DATA ENTRIES =>
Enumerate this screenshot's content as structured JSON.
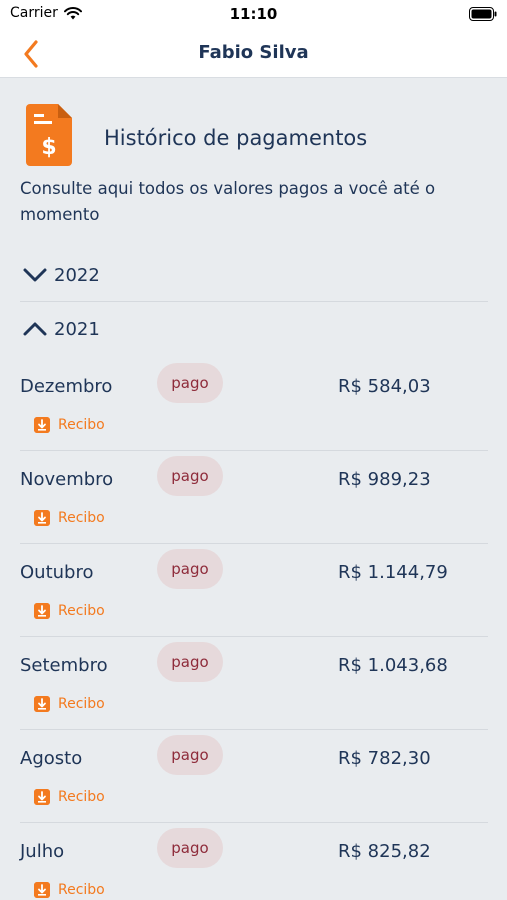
{
  "status_bar": {
    "carrier": "Carrier",
    "time": "11:10"
  },
  "nav": {
    "title": "Fabio Silva"
  },
  "header": {
    "title": "Histórico de pagamentos",
    "description": "Consulte aqui todos os valores pagos a você até o momento"
  },
  "years": [
    {
      "label": "2022",
      "expanded": false
    },
    {
      "label": "2021",
      "expanded": true
    }
  ],
  "payments": [
    {
      "month": "Dezembro",
      "status": "pago",
      "amount": "R$ 584,03",
      "receipt": "Recibo"
    },
    {
      "month": "Novembro",
      "status": "pago",
      "amount": "R$ 989,23",
      "receipt": "Recibo"
    },
    {
      "month": "Outubro",
      "status": "pago",
      "amount": "R$ 1.144,79",
      "receipt": "Recibo"
    },
    {
      "month": "Setembro",
      "status": "pago",
      "amount": "R$ 1.043,68",
      "receipt": "Recibo"
    },
    {
      "month": "Agosto",
      "status": "pago",
      "amount": "R$ 782,30",
      "receipt": "Recibo"
    },
    {
      "month": "Julho",
      "status": "pago",
      "amount": "R$ 825,82",
      "receipt": "Recibo"
    }
  ],
  "colors": {
    "accent": "#f37a1f",
    "text": "#1f3557",
    "background": "#e9ecef",
    "pill_bg": "#e6d9db",
    "pill_text": "#8e2b3a"
  },
  "icons": {
    "back": "chevron-left-icon",
    "document": "invoice-dollar-icon",
    "receipt": "download-icon",
    "collapsed": "chevron-down-icon",
    "expanded": "chevron-up-icon"
  }
}
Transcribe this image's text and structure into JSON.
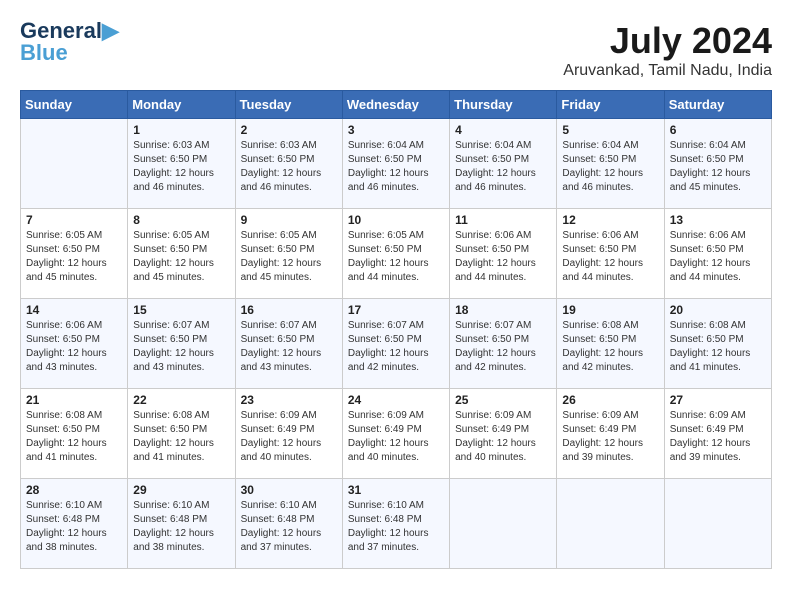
{
  "logo": {
    "line1": "General",
    "line2": "Blue"
  },
  "title": "July 2024",
  "location": "Aruvankad, Tamil Nadu, India",
  "days_header": [
    "Sunday",
    "Monday",
    "Tuesday",
    "Wednesday",
    "Thursday",
    "Friday",
    "Saturday"
  ],
  "weeks": [
    [
      {
        "num": "",
        "info": ""
      },
      {
        "num": "1",
        "info": "Sunrise: 6:03 AM\nSunset: 6:50 PM\nDaylight: 12 hours\nand 46 minutes."
      },
      {
        "num": "2",
        "info": "Sunrise: 6:03 AM\nSunset: 6:50 PM\nDaylight: 12 hours\nand 46 minutes."
      },
      {
        "num": "3",
        "info": "Sunrise: 6:04 AM\nSunset: 6:50 PM\nDaylight: 12 hours\nand 46 minutes."
      },
      {
        "num": "4",
        "info": "Sunrise: 6:04 AM\nSunset: 6:50 PM\nDaylight: 12 hours\nand 46 minutes."
      },
      {
        "num": "5",
        "info": "Sunrise: 6:04 AM\nSunset: 6:50 PM\nDaylight: 12 hours\nand 46 minutes."
      },
      {
        "num": "6",
        "info": "Sunrise: 6:04 AM\nSunset: 6:50 PM\nDaylight: 12 hours\nand 45 minutes."
      }
    ],
    [
      {
        "num": "7",
        "info": "Sunrise: 6:05 AM\nSunset: 6:50 PM\nDaylight: 12 hours\nand 45 minutes."
      },
      {
        "num": "8",
        "info": "Sunrise: 6:05 AM\nSunset: 6:50 PM\nDaylight: 12 hours\nand 45 minutes."
      },
      {
        "num": "9",
        "info": "Sunrise: 6:05 AM\nSunset: 6:50 PM\nDaylight: 12 hours\nand 45 minutes."
      },
      {
        "num": "10",
        "info": "Sunrise: 6:05 AM\nSunset: 6:50 PM\nDaylight: 12 hours\nand 44 minutes."
      },
      {
        "num": "11",
        "info": "Sunrise: 6:06 AM\nSunset: 6:50 PM\nDaylight: 12 hours\nand 44 minutes."
      },
      {
        "num": "12",
        "info": "Sunrise: 6:06 AM\nSunset: 6:50 PM\nDaylight: 12 hours\nand 44 minutes."
      },
      {
        "num": "13",
        "info": "Sunrise: 6:06 AM\nSunset: 6:50 PM\nDaylight: 12 hours\nand 44 minutes."
      }
    ],
    [
      {
        "num": "14",
        "info": "Sunrise: 6:06 AM\nSunset: 6:50 PM\nDaylight: 12 hours\nand 43 minutes."
      },
      {
        "num": "15",
        "info": "Sunrise: 6:07 AM\nSunset: 6:50 PM\nDaylight: 12 hours\nand 43 minutes."
      },
      {
        "num": "16",
        "info": "Sunrise: 6:07 AM\nSunset: 6:50 PM\nDaylight: 12 hours\nand 43 minutes."
      },
      {
        "num": "17",
        "info": "Sunrise: 6:07 AM\nSunset: 6:50 PM\nDaylight: 12 hours\nand 42 minutes."
      },
      {
        "num": "18",
        "info": "Sunrise: 6:07 AM\nSunset: 6:50 PM\nDaylight: 12 hours\nand 42 minutes."
      },
      {
        "num": "19",
        "info": "Sunrise: 6:08 AM\nSunset: 6:50 PM\nDaylight: 12 hours\nand 42 minutes."
      },
      {
        "num": "20",
        "info": "Sunrise: 6:08 AM\nSunset: 6:50 PM\nDaylight: 12 hours\nand 41 minutes."
      }
    ],
    [
      {
        "num": "21",
        "info": "Sunrise: 6:08 AM\nSunset: 6:50 PM\nDaylight: 12 hours\nand 41 minutes."
      },
      {
        "num": "22",
        "info": "Sunrise: 6:08 AM\nSunset: 6:50 PM\nDaylight: 12 hours\nand 41 minutes."
      },
      {
        "num": "23",
        "info": "Sunrise: 6:09 AM\nSunset: 6:49 PM\nDaylight: 12 hours\nand 40 minutes."
      },
      {
        "num": "24",
        "info": "Sunrise: 6:09 AM\nSunset: 6:49 PM\nDaylight: 12 hours\nand 40 minutes."
      },
      {
        "num": "25",
        "info": "Sunrise: 6:09 AM\nSunset: 6:49 PM\nDaylight: 12 hours\nand 40 minutes."
      },
      {
        "num": "26",
        "info": "Sunrise: 6:09 AM\nSunset: 6:49 PM\nDaylight: 12 hours\nand 39 minutes."
      },
      {
        "num": "27",
        "info": "Sunrise: 6:09 AM\nSunset: 6:49 PM\nDaylight: 12 hours\nand 39 minutes."
      }
    ],
    [
      {
        "num": "28",
        "info": "Sunrise: 6:10 AM\nSunset: 6:48 PM\nDaylight: 12 hours\nand 38 minutes."
      },
      {
        "num": "29",
        "info": "Sunrise: 6:10 AM\nSunset: 6:48 PM\nDaylight: 12 hours\nand 38 minutes."
      },
      {
        "num": "30",
        "info": "Sunrise: 6:10 AM\nSunset: 6:48 PM\nDaylight: 12 hours\nand 37 minutes."
      },
      {
        "num": "31",
        "info": "Sunrise: 6:10 AM\nSunset: 6:48 PM\nDaylight: 12 hours\nand 37 minutes."
      },
      {
        "num": "",
        "info": ""
      },
      {
        "num": "",
        "info": ""
      },
      {
        "num": "",
        "info": ""
      }
    ]
  ]
}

TASK INSTRUCTIONS =>
Retype each record exactly as it stands, but do not include the pictures.

SOLUTION FOR THIS TASK =>
Enumerate this screenshot's content as structured JSON.
{
  "status_bar": {
    "carrier": "Carrier",
    "time": "11:10"
  },
  "nav": {
    "title": "Fabio Silva"
  },
  "header": {
    "title": "Histórico de pagamentos",
    "description": "Consulte aqui todos os valores pagos a você até o momento"
  },
  "years": [
    {
      "label": "2022",
      "expanded": false
    },
    {
      "label": "2021",
      "expanded": true
    }
  ],
  "payments": [
    {
      "month": "Dezembro",
      "status": "pago",
      "amount": "R$ 584,03",
      "receipt": "Recibo"
    },
    {
      "month": "Novembro",
      "status": "pago",
      "amount": "R$ 989,23",
      "receipt": "Recibo"
    },
    {
      "month": "Outubro",
      "status": "pago",
      "amount": "R$ 1.144,79",
      "receipt": "Recibo"
    },
    {
      "month": "Setembro",
      "status": "pago",
      "amount": "R$ 1.043,68",
      "receipt": "Recibo"
    },
    {
      "month": "Agosto",
      "status": "pago",
      "amount": "R$ 782,30",
      "receipt": "Recibo"
    },
    {
      "month": "Julho",
      "status": "pago",
      "amount": "R$ 825,82",
      "receipt": "Recibo"
    }
  ],
  "colors": {
    "accent": "#f37a1f",
    "text": "#1f3557",
    "background": "#e9ecef",
    "pill_bg": "#e6d9db",
    "pill_text": "#8e2b3a"
  },
  "icons": {
    "back": "chevron-left-icon",
    "document": "invoice-dollar-icon",
    "receipt": "download-icon",
    "collapsed": "chevron-down-icon",
    "expanded": "chevron-up-icon"
  }
}
Transcribe this image's text and structure into JSON.
{
  "logo": {
    "line1": "General",
    "line2": "Blue"
  },
  "title": "July 2024",
  "location": "Aruvankad, Tamil Nadu, India",
  "days_header": [
    "Sunday",
    "Monday",
    "Tuesday",
    "Wednesday",
    "Thursday",
    "Friday",
    "Saturday"
  ],
  "weeks": [
    [
      {
        "num": "",
        "info": ""
      },
      {
        "num": "1",
        "info": "Sunrise: 6:03 AM\nSunset: 6:50 PM\nDaylight: 12 hours\nand 46 minutes."
      },
      {
        "num": "2",
        "info": "Sunrise: 6:03 AM\nSunset: 6:50 PM\nDaylight: 12 hours\nand 46 minutes."
      },
      {
        "num": "3",
        "info": "Sunrise: 6:04 AM\nSunset: 6:50 PM\nDaylight: 12 hours\nand 46 minutes."
      },
      {
        "num": "4",
        "info": "Sunrise: 6:04 AM\nSunset: 6:50 PM\nDaylight: 12 hours\nand 46 minutes."
      },
      {
        "num": "5",
        "info": "Sunrise: 6:04 AM\nSunset: 6:50 PM\nDaylight: 12 hours\nand 46 minutes."
      },
      {
        "num": "6",
        "info": "Sunrise: 6:04 AM\nSunset: 6:50 PM\nDaylight: 12 hours\nand 45 minutes."
      }
    ],
    [
      {
        "num": "7",
        "info": "Sunrise: 6:05 AM\nSunset: 6:50 PM\nDaylight: 12 hours\nand 45 minutes."
      },
      {
        "num": "8",
        "info": "Sunrise: 6:05 AM\nSunset: 6:50 PM\nDaylight: 12 hours\nand 45 minutes."
      },
      {
        "num": "9",
        "info": "Sunrise: 6:05 AM\nSunset: 6:50 PM\nDaylight: 12 hours\nand 45 minutes."
      },
      {
        "num": "10",
        "info": "Sunrise: 6:05 AM\nSunset: 6:50 PM\nDaylight: 12 hours\nand 44 minutes."
      },
      {
        "num": "11",
        "info": "Sunrise: 6:06 AM\nSunset: 6:50 PM\nDaylight: 12 hours\nand 44 minutes."
      },
      {
        "num": "12",
        "info": "Sunrise: 6:06 AM\nSunset: 6:50 PM\nDaylight: 12 hours\nand 44 minutes."
      },
      {
        "num": "13",
        "info": "Sunrise: 6:06 AM\nSunset: 6:50 PM\nDaylight: 12 hours\nand 44 minutes."
      }
    ],
    [
      {
        "num": "14",
        "info": "Sunrise: 6:06 AM\nSunset: 6:50 PM\nDaylight: 12 hours\nand 43 minutes."
      },
      {
        "num": "15",
        "info": "Sunrise: 6:07 AM\nSunset: 6:50 PM\nDaylight: 12 hours\nand 43 minutes."
      },
      {
        "num": "16",
        "info": "Sunrise: 6:07 AM\nSunset: 6:50 PM\nDaylight: 12 hours\nand 43 minutes."
      },
      {
        "num": "17",
        "info": "Sunrise: 6:07 AM\nSunset: 6:50 PM\nDaylight: 12 hours\nand 42 minutes."
      },
      {
        "num": "18",
        "info": "Sunrise: 6:07 AM\nSunset: 6:50 PM\nDaylight: 12 hours\nand 42 minutes."
      },
      {
        "num": "19",
        "info": "Sunrise: 6:08 AM\nSunset: 6:50 PM\nDaylight: 12 hours\nand 42 minutes."
      },
      {
        "num": "20",
        "info": "Sunrise: 6:08 AM\nSunset: 6:50 PM\nDaylight: 12 hours\nand 41 minutes."
      }
    ],
    [
      {
        "num": "21",
        "info": "Sunrise: 6:08 AM\nSunset: 6:50 PM\nDaylight: 12 hours\nand 41 minutes."
      },
      {
        "num": "22",
        "info": "Sunrise: 6:08 AM\nSunset: 6:50 PM\nDaylight: 12 hours\nand 41 minutes."
      },
      {
        "num": "23",
        "info": "Sunrise: 6:09 AM\nSunset: 6:49 PM\nDaylight: 12 hours\nand 40 minutes."
      },
      {
        "num": "24",
        "info": "Sunrise: 6:09 AM\nSunset: 6:49 PM\nDaylight: 12 hours\nand 40 minutes."
      },
      {
        "num": "25",
        "info": "Sunrise: 6:09 AM\nSunset: 6:49 PM\nDaylight: 12 hours\nand 40 minutes."
      },
      {
        "num": "26",
        "info": "Sunrise: 6:09 AM\nSunset: 6:49 PM\nDaylight: 12 hours\nand 39 minutes."
      },
      {
        "num": "27",
        "info": "Sunrise: 6:09 AM\nSunset: 6:49 PM\nDaylight: 12 hours\nand 39 minutes."
      }
    ],
    [
      {
        "num": "28",
        "info": "Sunrise: 6:10 AM\nSunset: 6:48 PM\nDaylight: 12 hours\nand 38 minutes."
      },
      {
        "num": "29",
        "info": "Sunrise: 6:10 AM\nSunset: 6:48 PM\nDaylight: 12 hours\nand 38 minutes."
      },
      {
        "num": "30",
        "info": "Sunrise: 6:10 AM\nSunset: 6:48 PM\nDaylight: 12 hours\nand 37 minutes."
      },
      {
        "num": "31",
        "info": "Sunrise: 6:10 AM\nSunset: 6:48 PM\nDaylight: 12 hours\nand 37 minutes."
      },
      {
        "num": "",
        "info": ""
      },
      {
        "num": "",
        "info": ""
      },
      {
        "num": "",
        "info": ""
      }
    ]
  ]
}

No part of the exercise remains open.